━━━━━ Source extract

Conventional wisdom says it’s safe to rely on income drawn from your brokerage account during retirement. Most Advisors will tell you that you can safely withdraw 4% per year and never run out of money. In fact, the “4% Rule” as it is called, has been the standard in retirement income planning for decades. The problem is that in today’s financial world, the rules have changed.
In a recent Wall Street Journal article titled “Say Goodbye to the 4% Rule” by Kelly Greene, she states:
This so-called 4% rule was devised in the 1990s by California financial planner William Bengen and later refined by other retirement-planning academics. Mr. Bengen analyzed historical returns of stocks and bonds and found that portfolios with 60% of their holdings in large-company stocks and 40% in intermediate-term U.S. bonds could sustain withdrawal rates starting at 4.15%, and adjusted each year for inflation, for every 30-year span going back to 1926-55.
Well, it was beautiful while it lasted. In recent years, the 4% rule has been thrown into doubt, thanks to an unexpected hazard: the risk of a prolonged market rout the first two, or even three, years of your retirement. In other words, timing is everything. If your nest egg loses 25% of its value just as you start using it, the 4% may no longer hold, and the danger of running out of money increases.
Greene offers 3 points of advice on how to compensate for the lack of trust in the 4% rule, the first of which is to “use annuities instead of bonds”. One of her sources to back up that advice is Professor Wade Pfau who researches retirement income at the American College of Financial Services in Bryn Mawr, PA. Pfau states, “There is no need for retirees to hold bonds. Instead, annuities, with their promise of income for life, act like super bonds with no maturity dates.”
In a MarketWatch.com article titled “Retirement Income: What’s Wrong with the 4% Rule“, Robert Powell states, “The portfolio withdrawal strategy known as the 4% rule is an appealing rule of thumb, but it can steer investors wrong, according to panelists at a MarketWatch Retirement Adviser panel discussion.” One of the panelists, David Blanchett, the head of retirement research at Morningstar Investment Management, noted that using a systematic withdrawal program cannot guarantee that a retiree will have income for life. He stated, “You cannot guarantee that [income for life] with a withdrawal program from a portfolio without an annuity.”

━━━━━━━━━━
━━━━━ Data under study

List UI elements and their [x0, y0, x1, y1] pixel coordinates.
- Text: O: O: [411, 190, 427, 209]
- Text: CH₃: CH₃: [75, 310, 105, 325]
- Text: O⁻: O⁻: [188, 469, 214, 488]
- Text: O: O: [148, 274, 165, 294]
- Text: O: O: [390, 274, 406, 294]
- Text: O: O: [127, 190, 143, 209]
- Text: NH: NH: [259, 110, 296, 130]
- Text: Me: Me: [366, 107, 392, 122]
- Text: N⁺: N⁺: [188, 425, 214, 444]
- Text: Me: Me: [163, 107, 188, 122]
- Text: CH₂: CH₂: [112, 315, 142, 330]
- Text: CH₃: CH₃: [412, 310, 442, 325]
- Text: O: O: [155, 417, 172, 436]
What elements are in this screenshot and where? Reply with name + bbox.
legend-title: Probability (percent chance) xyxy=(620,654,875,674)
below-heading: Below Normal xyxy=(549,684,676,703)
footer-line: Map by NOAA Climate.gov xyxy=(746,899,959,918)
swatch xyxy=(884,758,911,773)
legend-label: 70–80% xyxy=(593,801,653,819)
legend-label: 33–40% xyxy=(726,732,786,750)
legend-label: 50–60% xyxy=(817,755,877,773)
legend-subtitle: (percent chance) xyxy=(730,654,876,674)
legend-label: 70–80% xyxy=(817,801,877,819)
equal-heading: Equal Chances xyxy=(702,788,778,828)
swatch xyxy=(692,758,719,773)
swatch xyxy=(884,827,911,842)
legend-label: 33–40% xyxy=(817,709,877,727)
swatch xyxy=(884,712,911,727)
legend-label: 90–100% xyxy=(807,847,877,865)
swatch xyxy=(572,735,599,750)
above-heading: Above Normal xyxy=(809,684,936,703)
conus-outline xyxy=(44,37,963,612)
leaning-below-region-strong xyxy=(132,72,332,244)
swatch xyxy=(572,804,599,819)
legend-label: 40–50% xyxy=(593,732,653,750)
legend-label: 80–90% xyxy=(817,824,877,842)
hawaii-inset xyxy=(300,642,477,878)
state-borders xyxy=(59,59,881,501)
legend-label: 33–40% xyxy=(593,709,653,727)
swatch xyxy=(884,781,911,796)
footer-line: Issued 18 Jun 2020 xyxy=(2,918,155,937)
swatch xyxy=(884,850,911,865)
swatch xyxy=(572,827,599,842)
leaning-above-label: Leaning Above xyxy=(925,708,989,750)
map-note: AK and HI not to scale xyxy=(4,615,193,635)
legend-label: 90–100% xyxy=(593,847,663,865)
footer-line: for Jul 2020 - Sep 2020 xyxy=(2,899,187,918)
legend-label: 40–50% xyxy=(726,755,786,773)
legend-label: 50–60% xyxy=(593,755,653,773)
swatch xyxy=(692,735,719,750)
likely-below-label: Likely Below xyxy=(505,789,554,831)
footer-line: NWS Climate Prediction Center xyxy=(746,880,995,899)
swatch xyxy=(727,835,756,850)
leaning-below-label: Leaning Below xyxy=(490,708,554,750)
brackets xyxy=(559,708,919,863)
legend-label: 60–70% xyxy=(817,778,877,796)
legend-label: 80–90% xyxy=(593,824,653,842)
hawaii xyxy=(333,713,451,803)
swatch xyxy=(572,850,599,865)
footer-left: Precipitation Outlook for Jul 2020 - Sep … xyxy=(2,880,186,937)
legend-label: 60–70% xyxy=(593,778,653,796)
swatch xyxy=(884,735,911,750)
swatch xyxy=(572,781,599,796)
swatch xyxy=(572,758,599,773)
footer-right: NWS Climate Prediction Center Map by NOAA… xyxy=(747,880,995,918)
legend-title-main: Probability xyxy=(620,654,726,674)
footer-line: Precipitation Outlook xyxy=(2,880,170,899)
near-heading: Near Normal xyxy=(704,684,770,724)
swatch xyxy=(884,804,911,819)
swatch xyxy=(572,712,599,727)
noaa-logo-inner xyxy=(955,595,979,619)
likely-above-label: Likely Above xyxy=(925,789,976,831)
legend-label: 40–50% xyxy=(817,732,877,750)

━━━━━━━━━━

* **Problem**: Name every person the article on the 4% rule mentions by name.

* **Solution for this task**: Kelly Greene, William Bengen, Wade Pfau, Robert Powell, David Blanchett